== What to produce ==
Exactly as they appear, output all of the entries.

== Data listing ==
/---

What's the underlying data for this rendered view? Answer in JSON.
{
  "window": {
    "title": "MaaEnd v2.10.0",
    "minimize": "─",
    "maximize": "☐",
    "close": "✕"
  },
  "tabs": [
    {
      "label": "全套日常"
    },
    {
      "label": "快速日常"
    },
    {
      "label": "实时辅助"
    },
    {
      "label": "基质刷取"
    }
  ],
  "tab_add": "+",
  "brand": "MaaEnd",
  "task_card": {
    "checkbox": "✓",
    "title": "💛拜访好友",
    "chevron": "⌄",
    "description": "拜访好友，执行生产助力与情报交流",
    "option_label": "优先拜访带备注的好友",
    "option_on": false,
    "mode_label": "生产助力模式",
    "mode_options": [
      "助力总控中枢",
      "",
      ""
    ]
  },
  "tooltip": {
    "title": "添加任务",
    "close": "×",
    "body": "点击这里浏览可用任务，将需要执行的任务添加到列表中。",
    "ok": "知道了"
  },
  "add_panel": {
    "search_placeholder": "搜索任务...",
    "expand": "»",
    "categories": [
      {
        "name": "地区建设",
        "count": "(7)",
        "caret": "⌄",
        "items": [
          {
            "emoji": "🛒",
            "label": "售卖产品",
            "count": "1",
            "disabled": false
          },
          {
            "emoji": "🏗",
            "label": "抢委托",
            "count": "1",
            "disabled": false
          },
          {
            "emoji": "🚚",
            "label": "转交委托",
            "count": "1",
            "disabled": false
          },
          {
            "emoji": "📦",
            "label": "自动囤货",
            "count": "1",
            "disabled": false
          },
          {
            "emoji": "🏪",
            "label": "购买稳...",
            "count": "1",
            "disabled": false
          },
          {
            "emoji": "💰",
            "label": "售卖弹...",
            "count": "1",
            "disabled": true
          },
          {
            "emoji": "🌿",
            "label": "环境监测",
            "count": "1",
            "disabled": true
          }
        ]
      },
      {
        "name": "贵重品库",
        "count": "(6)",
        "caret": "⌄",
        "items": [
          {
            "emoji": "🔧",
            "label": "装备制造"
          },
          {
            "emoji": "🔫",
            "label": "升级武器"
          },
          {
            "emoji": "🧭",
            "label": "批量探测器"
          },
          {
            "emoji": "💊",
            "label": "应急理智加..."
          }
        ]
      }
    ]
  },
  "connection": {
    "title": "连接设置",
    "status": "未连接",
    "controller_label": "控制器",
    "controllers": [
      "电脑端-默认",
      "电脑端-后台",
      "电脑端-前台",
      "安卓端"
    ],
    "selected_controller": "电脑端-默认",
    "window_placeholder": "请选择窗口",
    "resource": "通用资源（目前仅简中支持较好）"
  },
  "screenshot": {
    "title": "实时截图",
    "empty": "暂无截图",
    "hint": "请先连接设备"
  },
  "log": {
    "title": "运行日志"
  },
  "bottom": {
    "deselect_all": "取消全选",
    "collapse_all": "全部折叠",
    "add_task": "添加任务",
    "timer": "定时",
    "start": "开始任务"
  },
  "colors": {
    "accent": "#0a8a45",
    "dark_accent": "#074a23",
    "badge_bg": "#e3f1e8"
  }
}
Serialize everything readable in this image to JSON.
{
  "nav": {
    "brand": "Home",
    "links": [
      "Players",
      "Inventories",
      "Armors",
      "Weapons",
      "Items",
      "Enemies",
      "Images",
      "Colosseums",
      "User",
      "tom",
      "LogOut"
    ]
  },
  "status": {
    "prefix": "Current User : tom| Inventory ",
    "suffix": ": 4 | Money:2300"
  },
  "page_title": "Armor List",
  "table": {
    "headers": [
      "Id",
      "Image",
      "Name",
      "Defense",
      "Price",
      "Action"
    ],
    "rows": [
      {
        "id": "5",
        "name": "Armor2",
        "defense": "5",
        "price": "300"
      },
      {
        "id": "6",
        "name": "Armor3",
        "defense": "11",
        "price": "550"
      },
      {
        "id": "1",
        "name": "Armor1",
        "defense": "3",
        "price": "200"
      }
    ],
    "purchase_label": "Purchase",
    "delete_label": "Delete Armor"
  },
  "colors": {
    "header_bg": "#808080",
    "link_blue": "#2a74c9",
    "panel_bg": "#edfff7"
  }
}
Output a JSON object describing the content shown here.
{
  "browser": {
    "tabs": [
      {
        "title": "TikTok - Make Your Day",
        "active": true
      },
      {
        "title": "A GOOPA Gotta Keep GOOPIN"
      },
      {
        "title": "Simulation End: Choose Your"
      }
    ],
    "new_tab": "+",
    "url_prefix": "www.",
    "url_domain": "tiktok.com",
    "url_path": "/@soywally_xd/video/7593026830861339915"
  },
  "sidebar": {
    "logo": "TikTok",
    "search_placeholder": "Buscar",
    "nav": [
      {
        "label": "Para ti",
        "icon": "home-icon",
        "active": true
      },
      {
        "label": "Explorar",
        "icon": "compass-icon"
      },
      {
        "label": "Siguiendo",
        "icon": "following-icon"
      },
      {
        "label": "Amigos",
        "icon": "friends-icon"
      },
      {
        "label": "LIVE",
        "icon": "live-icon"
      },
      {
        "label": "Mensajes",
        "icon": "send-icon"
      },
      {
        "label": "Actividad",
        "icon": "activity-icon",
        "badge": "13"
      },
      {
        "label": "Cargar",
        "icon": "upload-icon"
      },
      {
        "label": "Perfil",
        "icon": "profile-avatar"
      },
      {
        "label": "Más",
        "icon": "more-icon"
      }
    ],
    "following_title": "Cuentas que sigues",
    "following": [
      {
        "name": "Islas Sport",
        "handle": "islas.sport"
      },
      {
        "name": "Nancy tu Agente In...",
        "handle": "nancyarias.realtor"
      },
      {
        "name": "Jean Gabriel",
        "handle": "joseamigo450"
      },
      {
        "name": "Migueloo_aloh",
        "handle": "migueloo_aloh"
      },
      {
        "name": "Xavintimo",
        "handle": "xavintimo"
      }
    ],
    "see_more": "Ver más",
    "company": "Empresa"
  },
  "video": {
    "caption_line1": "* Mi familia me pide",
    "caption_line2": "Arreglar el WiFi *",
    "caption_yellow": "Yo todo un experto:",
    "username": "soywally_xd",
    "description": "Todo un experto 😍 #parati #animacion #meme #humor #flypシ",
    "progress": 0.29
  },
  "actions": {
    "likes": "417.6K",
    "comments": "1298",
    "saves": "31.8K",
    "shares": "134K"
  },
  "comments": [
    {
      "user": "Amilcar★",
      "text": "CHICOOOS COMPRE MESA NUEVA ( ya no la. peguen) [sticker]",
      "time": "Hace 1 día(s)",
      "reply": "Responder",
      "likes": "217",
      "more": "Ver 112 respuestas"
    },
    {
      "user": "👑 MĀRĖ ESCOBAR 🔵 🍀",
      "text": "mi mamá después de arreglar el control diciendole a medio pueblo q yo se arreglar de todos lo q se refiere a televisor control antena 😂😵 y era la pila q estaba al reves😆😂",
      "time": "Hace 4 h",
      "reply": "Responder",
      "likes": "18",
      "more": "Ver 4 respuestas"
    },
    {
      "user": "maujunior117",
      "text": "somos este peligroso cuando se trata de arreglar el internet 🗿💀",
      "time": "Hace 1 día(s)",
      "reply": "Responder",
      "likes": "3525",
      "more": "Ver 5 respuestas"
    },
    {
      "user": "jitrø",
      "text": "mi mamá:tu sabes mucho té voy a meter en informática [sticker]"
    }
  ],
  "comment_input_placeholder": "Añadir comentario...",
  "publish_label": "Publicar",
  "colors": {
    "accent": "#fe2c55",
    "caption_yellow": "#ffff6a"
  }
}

\---

== Written response ==
What's the underlying data for this rendered view? Answer in JSON.
{
  "window": {
    "title": "MaaEnd v2.10.0",
    "minimize": "─",
    "maximize": "☐",
    "close": "✕"
  },
  "tabs": [
    {
      "label": "全套日常"
    },
    {
      "label": "快速日常"
    },
    {
      "label": "实时辅助"
    },
    {
      "label": "基质刷取"
    }
  ],
  "tab_add": "+",
  "brand": "MaaEnd",
  "task_card": {
    "checkbox": "✓",
    "title": "💛拜访好友",
    "chevron": "⌄",
    "description": "拜访好友，执行生产助力与情报交流",
    "option_label": "优先拜访带备注的好友",
    "option_on": false,
    "mode_label": "生产助力模式",
    "mode_options": [
      "助力总控中枢",
      "",
      ""
    ]
  },
  "tooltip": {
    "title": "添加任务",
    "close": "×",
    "body": "点击这里浏览可用任务，将需要执行的任务添加到列表中。",
    "ok": "知道了"
  },
  "add_panel": {
    "search_placeholder": "搜索任务...",
    "expand": "»",
    "categories": [
      {
        "name": "地区建设",
        "count": "(7)",
        "caret": "⌄",
        "items": [
          {
            "emoji": "🛒",
            "label": "售卖产品",
            "count": "1",
            "disabled": false
          },
          {
            "emoji": "🏗",
            "label": "抢委托",
            "count": "1",
            "disabled": false
          },
          {
            "emoji": "🚚",
            "label": "转交委托",
            "count": "1",
            "disabled": false
          },
          {
            "emoji": "📦",
            "label": "自动囤货",
            "count": "1",
            "disabled": false
          },
          {
            "emoji": "🏪",
            "label": "购买稳...",
            "count": "1",
            "disabled": false
          },
          {
            "emoji": "💰",
            "label": "售卖弹...",
            "count": "1",
            "disabled": true
          },
          {
            "emoji": "🌿",
            "label": "环境监测",
            "count": "1",
            "disabled": true
          }
        ]
      },
      {
        "name": "贵重品库",
        "count": "(6)",
        "caret": "⌄",
        "items": [
          {
            "emoji": "🔧",
            "label": "装备制造"
          },
          {
            "emoji": "🔫",
            "label": "升级武器"
          },
          {
            "emoji": "🧭",
            "label": "批量探测器"
          },
          {
            "emoji": "💊",
            "label": "应急理智加..."
          }
        ]
      }
    ]
  },
  "connection": {
    "title": "连接设置",
    "status": "未连接",
    "controller_label": "控制器",
    "controllers": [
      "电脑端-默认",
      "电脑端-后台",
      "电脑端-前台",
      "安卓端"
    ],
    "selected_controller": "电脑端-默认",
    "window_placeholder": "请选择窗口",
    "resource": "通用资源（目前仅简中支持较好）"
  },
  "screenshot": {
    "title": "实时截图",
    "empty": "暂无截图",
    "hint": "请先连接设备"
  },
  "log": {
    "title": "运行日志"
  },
  "bottom": {
    "deselect_all": "取消全选",
    "collapse_all": "全部折叠",
    "add_task": "添加任务",
    "timer": "定时",
    "start": "开始任务"
  },
  "colors": {
    "accent": "#0a8a45",
    "dark_accent": "#074a23",
    "badge_bg": "#e3f1e8"
  }
}
Serialize everything readable in this image to JSON.
{
  "nav": {
    "brand": "Home",
    "links": [
      "Players",
      "Inventories",
      "Armors",
      "Weapons",
      "Items",
      "Enemies",
      "Images",
      "Colosseums",
      "User",
      "tom",
      "LogOut"
    ]
  },
  "status": {
    "prefix": "Current User : tom| Inventory ",
    "suffix": ": 4 | Money:2300"
  },
  "page_title": "Armor List",
  "table": {
    "headers": [
      "Id",
      "Image",
      "Name",
      "Defense",
      "Price",
      "Action"
    ],
    "rows": [
      {
        "id": "5",
        "name": "Armor2",
        "defense": "5",
        "price": "300"
      },
      {
        "id": "6",
        "name": "Armor3",
        "defense": "11",
        "price": "550"
      },
      {
        "id": "1",
        "name": "Armor1",
        "defense": "3",
        "price": "200"
      }
    ],
    "purchase_label": "Purchase",
    "delete_label": "Delete Armor"
  },
  "colors": {
    "header_bg": "#808080",
    "link_blue": "#2a74c9",
    "panel_bg": "#edfff7"
  }
}
Output a JSON object describing the content shown here.
{
  "browser": {
    "tabs": [
      {
        "title": "TikTok - Make Your Day",
        "active": true
      },
      {
        "title": "A GOOPA Gotta Keep GOOPIN"
      },
      {
        "title": "Simulation End: Choose Your"
      }
    ],
    "new_tab": "+",
    "url_prefix": "www.",
    "url_domain": "tiktok.com",
    "url_path": "/@soywally_xd/video/7593026830861339915"
  },
  "sidebar": {
    "logo": "TikTok",
    "search_placeholder": "Buscar",
    "nav": [
      {
        "label": "Para ti",
        "icon": "home-icon",
        "active": true
      },
      {
        "label": "Explorar",
        "icon": "compass-icon"
      },
      {
        "label": "Siguiendo",
        "icon": "following-icon"
      },
      {
        "label": "Amigos",
        "icon": "friends-icon"
      },
      {
        "label": "LIVE",
        "icon": "live-icon"
      },
      {
        "label": "Mensajes",
        "icon": "send-icon"
      },
      {
        "label": "Actividad",
        "icon": "activity-icon",
        "badge": "13"
      },
      {
        "label": "Cargar",
        "icon": "upload-icon"
      },
      {
        "label": "Perfil",
        "icon": "profile-avatar"
      },
      {
        "label": "Más",
        "icon": "more-icon"
      }
    ],
    "following_title": "Cuentas que sigues",
    "following": [
      {
        "name": "Islas Sport",
        "handle": "islas.sport"
      },
      {
        "name": "Nancy tu Agente In...",
        "handle": "nancyarias.realtor"
      },
      {
        "name": "Jean Gabriel",
        "handle": "joseamigo450"
      },
      {
        "name": "Migueloo_aloh",
        "handle": "migueloo_aloh"
      },
      {
        "name": "Xavintimo",
        "handle": "xavintimo"
      }
    ],
    "see_more": "Ver más",
    "company": "Empresa"
  },
  "video": {
    "caption_line1": "* Mi familia me pide",
    "caption_line2": "Arreglar el WiFi *",
    "caption_yellow": "Yo todo un experto:",
    "username": "soywally_xd",
    "description": "Todo un experto 😍 #parati #animacion #meme #humor #flypシ",
    "progress": 0.29
  },
  "actions": {
    "likes": "417.6K",
    "comments": "1298",
    "saves": "31.8K",
    "shares": "134K"
  },
  "comments": [
    {
      "user": "Amilcar★",
      "text": "CHICOOOS COMPRE MESA NUEVA ( ya no la. peguen) [sticker]",
      "time": "Hace 1 día(s)",
      "reply": "Responder",
      "likes": "217",
      "more": "Ver 112 respuestas"
    },
    {
      "user": "👑 MĀRĖ ESCOBAR 🔵 🍀",
      "text": "mi mamá después de arreglar el control diciendole a medio pueblo q yo se arreglar de todos lo q se refiere a televisor control antena 😂😵 y era la pila q estaba al reves😆😂",
      "time": "Hace 4 h",
      "reply": "Responder",
      "likes": "18",
      "more": "Ver 4 respuestas"
    },
    {
      "user": "maujunior117",
      "text": "somos este peligroso cuando se trata de arreglar el internet 🗿💀",
      "time": "Hace 1 día(s)",
      "reply": "Responder",
      "likes": "3525",
      "more": "Ver 5 respuestas"
    },
    {
      "user": "jitrø",
      "text": "mi mamá:tu sabes mucho té voy a meter en informática [sticker]"
    }
  ],
  "comment_input_placeholder": "Añadir comentario...",
  "publish_label": "Publicar",
  "colors": {
    "accent": "#fe2c55",
    "caption_yellow": "#ffff6a"
  }
}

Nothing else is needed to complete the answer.